**GOAL OF THE EXERCISE**
Extract every entry word for word.

►

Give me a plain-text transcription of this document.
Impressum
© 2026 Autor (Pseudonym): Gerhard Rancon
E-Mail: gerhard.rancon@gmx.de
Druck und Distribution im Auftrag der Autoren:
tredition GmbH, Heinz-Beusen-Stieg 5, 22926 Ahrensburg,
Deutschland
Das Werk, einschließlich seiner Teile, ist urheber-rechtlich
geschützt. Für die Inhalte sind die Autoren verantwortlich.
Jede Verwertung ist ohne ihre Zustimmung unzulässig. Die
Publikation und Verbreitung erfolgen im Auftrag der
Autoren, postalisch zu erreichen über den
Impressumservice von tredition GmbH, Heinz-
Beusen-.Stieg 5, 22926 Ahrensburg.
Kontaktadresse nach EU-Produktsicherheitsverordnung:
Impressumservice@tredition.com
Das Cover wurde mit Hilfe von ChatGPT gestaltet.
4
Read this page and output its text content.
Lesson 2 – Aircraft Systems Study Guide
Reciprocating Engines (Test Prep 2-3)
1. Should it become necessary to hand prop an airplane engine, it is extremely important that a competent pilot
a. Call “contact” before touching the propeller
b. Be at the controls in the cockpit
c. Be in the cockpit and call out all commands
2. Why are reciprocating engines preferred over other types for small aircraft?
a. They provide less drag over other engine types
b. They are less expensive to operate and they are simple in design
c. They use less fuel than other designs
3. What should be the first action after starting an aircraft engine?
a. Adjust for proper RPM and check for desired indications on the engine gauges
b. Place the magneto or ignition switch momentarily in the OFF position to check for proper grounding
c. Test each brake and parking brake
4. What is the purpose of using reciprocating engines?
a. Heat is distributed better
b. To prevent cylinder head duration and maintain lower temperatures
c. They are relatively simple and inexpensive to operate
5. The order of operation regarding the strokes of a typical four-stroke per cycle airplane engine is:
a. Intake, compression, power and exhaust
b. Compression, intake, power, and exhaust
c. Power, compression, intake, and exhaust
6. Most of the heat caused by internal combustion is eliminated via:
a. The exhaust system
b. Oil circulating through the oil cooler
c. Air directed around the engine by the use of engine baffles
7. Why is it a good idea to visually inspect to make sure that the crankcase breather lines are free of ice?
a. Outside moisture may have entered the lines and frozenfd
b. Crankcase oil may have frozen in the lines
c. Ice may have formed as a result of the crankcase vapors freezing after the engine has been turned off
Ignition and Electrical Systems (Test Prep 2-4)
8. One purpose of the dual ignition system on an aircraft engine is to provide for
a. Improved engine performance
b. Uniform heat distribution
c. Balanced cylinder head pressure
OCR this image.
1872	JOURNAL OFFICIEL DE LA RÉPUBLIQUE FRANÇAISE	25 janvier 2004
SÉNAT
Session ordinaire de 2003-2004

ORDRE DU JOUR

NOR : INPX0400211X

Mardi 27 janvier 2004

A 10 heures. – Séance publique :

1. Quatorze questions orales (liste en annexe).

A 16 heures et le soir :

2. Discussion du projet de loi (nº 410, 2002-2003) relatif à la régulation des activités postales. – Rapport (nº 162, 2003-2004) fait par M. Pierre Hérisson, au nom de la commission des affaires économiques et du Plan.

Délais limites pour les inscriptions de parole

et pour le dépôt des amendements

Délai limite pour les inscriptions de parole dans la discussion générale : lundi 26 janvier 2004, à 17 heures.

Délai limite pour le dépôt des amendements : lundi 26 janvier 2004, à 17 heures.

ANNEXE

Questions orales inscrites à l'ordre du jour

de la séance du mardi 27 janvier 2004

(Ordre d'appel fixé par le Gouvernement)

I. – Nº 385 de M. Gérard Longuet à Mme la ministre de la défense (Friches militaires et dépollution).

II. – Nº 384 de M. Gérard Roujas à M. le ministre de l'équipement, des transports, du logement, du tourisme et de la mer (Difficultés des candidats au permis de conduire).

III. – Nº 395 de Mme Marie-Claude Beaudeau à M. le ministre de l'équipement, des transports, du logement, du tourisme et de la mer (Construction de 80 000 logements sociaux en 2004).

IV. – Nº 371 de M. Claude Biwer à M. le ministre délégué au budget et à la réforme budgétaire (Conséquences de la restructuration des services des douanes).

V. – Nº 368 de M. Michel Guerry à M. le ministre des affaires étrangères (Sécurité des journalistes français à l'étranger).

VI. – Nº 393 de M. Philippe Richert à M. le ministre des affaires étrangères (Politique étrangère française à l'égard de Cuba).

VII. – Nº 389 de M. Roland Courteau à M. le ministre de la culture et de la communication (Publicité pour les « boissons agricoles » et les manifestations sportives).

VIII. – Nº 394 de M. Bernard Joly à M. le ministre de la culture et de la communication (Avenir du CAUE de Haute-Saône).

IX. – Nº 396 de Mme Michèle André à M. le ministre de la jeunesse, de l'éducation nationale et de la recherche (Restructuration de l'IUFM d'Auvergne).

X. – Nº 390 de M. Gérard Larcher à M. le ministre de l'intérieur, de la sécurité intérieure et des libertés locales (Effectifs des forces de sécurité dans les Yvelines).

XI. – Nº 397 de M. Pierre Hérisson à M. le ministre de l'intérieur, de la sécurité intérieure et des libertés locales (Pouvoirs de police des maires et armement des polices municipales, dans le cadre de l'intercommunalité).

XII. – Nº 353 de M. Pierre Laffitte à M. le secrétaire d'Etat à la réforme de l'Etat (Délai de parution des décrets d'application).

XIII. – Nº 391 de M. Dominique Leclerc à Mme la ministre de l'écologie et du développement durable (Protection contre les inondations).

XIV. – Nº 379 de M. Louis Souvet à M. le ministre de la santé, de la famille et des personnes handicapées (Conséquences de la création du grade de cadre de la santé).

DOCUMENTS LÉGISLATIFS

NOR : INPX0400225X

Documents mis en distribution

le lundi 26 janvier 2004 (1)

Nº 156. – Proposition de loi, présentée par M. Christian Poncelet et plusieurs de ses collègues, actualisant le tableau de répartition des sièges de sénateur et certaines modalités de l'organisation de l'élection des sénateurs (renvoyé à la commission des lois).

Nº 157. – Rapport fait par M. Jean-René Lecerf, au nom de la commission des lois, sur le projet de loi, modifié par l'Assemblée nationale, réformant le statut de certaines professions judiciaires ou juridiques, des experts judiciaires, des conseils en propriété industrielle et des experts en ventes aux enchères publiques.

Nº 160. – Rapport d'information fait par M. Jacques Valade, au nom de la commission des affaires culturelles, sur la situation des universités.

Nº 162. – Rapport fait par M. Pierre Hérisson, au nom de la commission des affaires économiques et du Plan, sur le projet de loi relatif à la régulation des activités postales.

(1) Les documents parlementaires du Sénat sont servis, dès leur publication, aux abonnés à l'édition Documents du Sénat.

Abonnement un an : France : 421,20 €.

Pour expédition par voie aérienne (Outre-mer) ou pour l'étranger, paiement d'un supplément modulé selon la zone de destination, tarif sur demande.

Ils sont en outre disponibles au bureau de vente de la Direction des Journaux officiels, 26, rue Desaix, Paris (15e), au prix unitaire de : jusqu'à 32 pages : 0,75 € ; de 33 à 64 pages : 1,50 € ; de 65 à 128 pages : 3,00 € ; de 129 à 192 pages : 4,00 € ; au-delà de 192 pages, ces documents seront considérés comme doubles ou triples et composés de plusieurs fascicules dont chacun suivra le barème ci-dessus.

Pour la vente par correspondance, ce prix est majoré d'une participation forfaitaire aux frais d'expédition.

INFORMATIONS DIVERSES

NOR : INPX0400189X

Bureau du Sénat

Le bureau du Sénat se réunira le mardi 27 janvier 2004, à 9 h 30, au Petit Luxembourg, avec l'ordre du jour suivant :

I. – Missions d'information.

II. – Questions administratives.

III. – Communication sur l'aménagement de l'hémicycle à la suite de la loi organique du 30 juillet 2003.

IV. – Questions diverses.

◄

**COMPLETE RESPONSE**
Give me a plain-text transcription of this document.
Impressum
© 2026 Autor (Pseudonym): Gerhard Rancon
E-Mail: gerhard.rancon@gmx.de
Druck und Distribution im Auftrag der Autoren:
tredition GmbH, Heinz-Beusen-Stieg 5, 22926 Ahrensburg,
Deutschland
Das Werk, einschließlich seiner Teile, ist urheber-rechtlich
geschützt. Für die Inhalte sind die Autoren verantwortlich.
Jede Verwertung ist ohne ihre Zustimmung unzulässig. Die
Publikation und Verbreitung erfolgen im Auftrag der
Autoren, postalisch zu erreichen über den
Impressumservice von tredition GmbH, Heinz-
Beusen-.Stieg 5, 22926 Ahrensburg.
Kontaktadresse nach EU-Produktsicherheitsverordnung:
Impressumservice@tredition.com
Das Cover wurde mit Hilfe von ChatGPT gestaltet.
4
Read this page and output its text content.
Lesson 2 – Aircraft Systems Study Guide
Reciprocating Engines (Test Prep 2-3)
1. Should it become necessary to hand prop an airplane engine, it is extremely important that a competent pilot
a. Call “contact” before touching the propeller
b. Be at the controls in the cockpit
c. Be in the cockpit and call out all commands
2. Why are reciprocating engines preferred over other types for small aircraft?
a. They provide less drag over other engine types
b. They are less expensive to operate and they are simple in design
c. They use less fuel than other designs
3. What should be the first action after starting an aircraft engine?
a. Adjust for proper RPM and check for desired indications on the engine gauges
b. Place the magneto or ignition switch momentarily in the OFF position to check for proper grounding
c. Test each brake and parking brake
4. What is the purpose of using reciprocating engines?
a. Heat is distributed better
b. To prevent cylinder head duration and maintain lower temperatures
c. They are relatively simple and inexpensive to operate
5. The order of operation regarding the strokes of a typical four-stroke per cycle airplane engine is:
a. Intake, compression, power and exhaust
b. Compression, intake, power, and exhaust
c. Power, compression, intake, and exhaust
6. Most of the heat caused by internal combustion is eliminated via:
a. The exhaust system
b. Oil circulating through the oil cooler
c. Air directed around the engine by the use of engine baffles
7. Why is it a good idea to visually inspect to make sure that the crankcase breather lines are free of ice?
a. Outside moisture may have entered the lines and frozenfd
b. Crankcase oil may have frozen in the lines
c. Ice may have formed as a result of the crankcase vapors freezing after the engine has been turned off
Ignition and Electrical Systems (Test Prep 2-4)
8. One purpose of the dual ignition system on an aircraft engine is to provide for
a. Improved engine performance
b. Uniform heat distribution
c. Balanced cylinder head pressure
OCR this image.
1872	JOURNAL OFFICIEL DE LA RÉPUBLIQUE FRANÇAISE	25 janvier 2004
SÉNAT
Session ordinaire de 2003-2004

ORDRE DU JOUR

NOR : INPX0400211X

Mardi 27 janvier 2004

A 10 heures. – Séance publique :

1. Quatorze questions orales (liste en annexe).

A 16 heures et le soir :

2. Discussion du projet de loi (nº 410, 2002-2003) relatif à la régulation des activités postales. – Rapport (nº 162, 2003-2004) fait par M. Pierre Hérisson, au nom de la commission des affaires économiques et du Plan.

Délais limites pour les inscriptions de parole

et pour le dépôt des amendements

Délai limite pour les inscriptions de parole dans la discussion générale : lundi 26 janvier 2004, à 17 heures.

Délai limite pour le dépôt des amendements : lundi 26 janvier 2004, à 17 heures.

ANNEXE

Questions orales inscrites à l'ordre du jour

de la séance du mardi 27 janvier 2004

(Ordre d'appel fixé par le Gouvernement)

I. – Nº 385 de M. Gérard Longuet à Mme la ministre de la défense (Friches militaires et dépollution).

II. – Nº 384 de M. Gérard Roujas à M. le ministre de l'équipement, des transports, du logement, du tourisme et de la mer (Difficultés des candidats au permis de conduire).

III. – Nº 395 de Mme Marie-Claude Beaudeau à M. le ministre de l'équipement, des transports, du logement, du tourisme et de la mer (Construction de 80 000 logements sociaux en 2004).

IV. – Nº 371 de M. Claude Biwer à M. le ministre délégué au budget et à la réforme budgétaire (Conséquences de la restructuration des services des douanes).

V. – Nº 368 de M. Michel Guerry à M. le ministre des affaires étrangères (Sécurité des journalistes français à l'étranger).

VI. – Nº 393 de M. Philippe Richert à M. le ministre des affaires étrangères (Politique étrangère française à l'égard de Cuba).

VII. – Nº 389 de M. Roland Courteau à M. le ministre de la culture et de la communication (Publicité pour les « boissons agricoles » et les manifestations sportives).

VIII. – Nº 394 de M. Bernard Joly à M. le ministre de la culture et de la communication (Avenir du CAUE de Haute-Saône).

IX. – Nº 396 de Mme Michèle André à M. le ministre de la jeunesse, de l'éducation nationale et de la recherche (Restructuration de l'IUFM d'Auvergne).

X. – Nº 390 de M. Gérard Larcher à M. le ministre de l'intérieur, de la sécurité intérieure et des libertés locales (Effectifs des forces de sécurité dans les Yvelines).

XI. – Nº 397 de M. Pierre Hérisson à M. le ministre de l'intérieur, de la sécurité intérieure et des libertés locales (Pouvoirs de police des maires et armement des polices municipales, dans le cadre de l'intercommunalité).

XII. – Nº 353 de M. Pierre Laffitte à M. le secrétaire d'Etat à la réforme de l'Etat (Délai de parution des décrets d'application).

XIII. – Nº 391 de M. Dominique Leclerc à Mme la ministre de l'écologie et du développement durable (Protection contre les inondations).

XIV. – Nº 379 de M. Louis Souvet à M. le ministre de la santé, de la famille et des personnes handicapées (Conséquences de la création du grade de cadre de la santé).

DOCUMENTS LÉGISLATIFS

NOR : INPX0400225X

Documents mis en distribution

le lundi 26 janvier 2004 (1)

Nº 156. – Proposition de loi, présentée par M. Christian Poncelet et plusieurs de ses collègues, actualisant le tableau de répartition des sièges de sénateur et certaines modalités de l'organisation de l'élection des sénateurs (renvoyé à la commission des lois).

Nº 157. – Rapport fait par M. Jean-René Lecerf, au nom de la commission des lois, sur le projet de loi, modifié par l'Assemblée nationale, réformant le statut de certaines professions judiciaires ou juridiques, des experts judiciaires, des conseils en propriété industrielle et des experts en ventes aux enchères publiques.

Nº 160. – Rapport d'information fait par M. Jacques Valade, au nom de la commission des affaires culturelles, sur la situation des universités.

Nº 162. – Rapport fait par M. Pierre Hérisson, au nom de la commission des affaires économiques et du Plan, sur le projet de loi relatif à la régulation des activités postales.

(1) Les documents parlementaires du Sénat sont servis, dès leur publication, aux abonnés à l'édition Documents du Sénat.

Abonnement un an : France : 421,20 €.

Pour expédition par voie aérienne (Outre-mer) ou pour l'étranger, paiement d'un supplément modulé selon la zone de destination, tarif sur demande.

Ils sont en outre disponibles au bureau de vente de la Direction des Journaux officiels, 26, rue Desaix, Paris (15e), au prix unitaire de : jusqu'à 32 pages : 0,75 € ; de 33 à 64 pages : 1,50 € ; de 65 à 128 pages : 3,00 € ; de 129 à 192 pages : 4,00 € ; au-delà de 192 pages, ces documents seront considérés comme doubles ou triples et composés de plusieurs fascicules dont chacun suivra le barème ci-dessus.

Pour la vente par correspondance, ce prix est majoré d'une participation forfaitaire aux frais d'expédition.

INFORMATIONS DIVERSES

NOR : INPX0400189X

Bureau du Sénat

Le bureau du Sénat se réunira le mardi 27 janvier 2004, à 9 h 30, au Petit Luxembourg, avec l'ordre du jour suivant :

I. – Missions d'information.

II. – Questions administratives.

III. – Communication sur l'aménagement de l'hémicycle à la suite de la loi organique du 30 juillet 2003.

IV. – Questions diverses.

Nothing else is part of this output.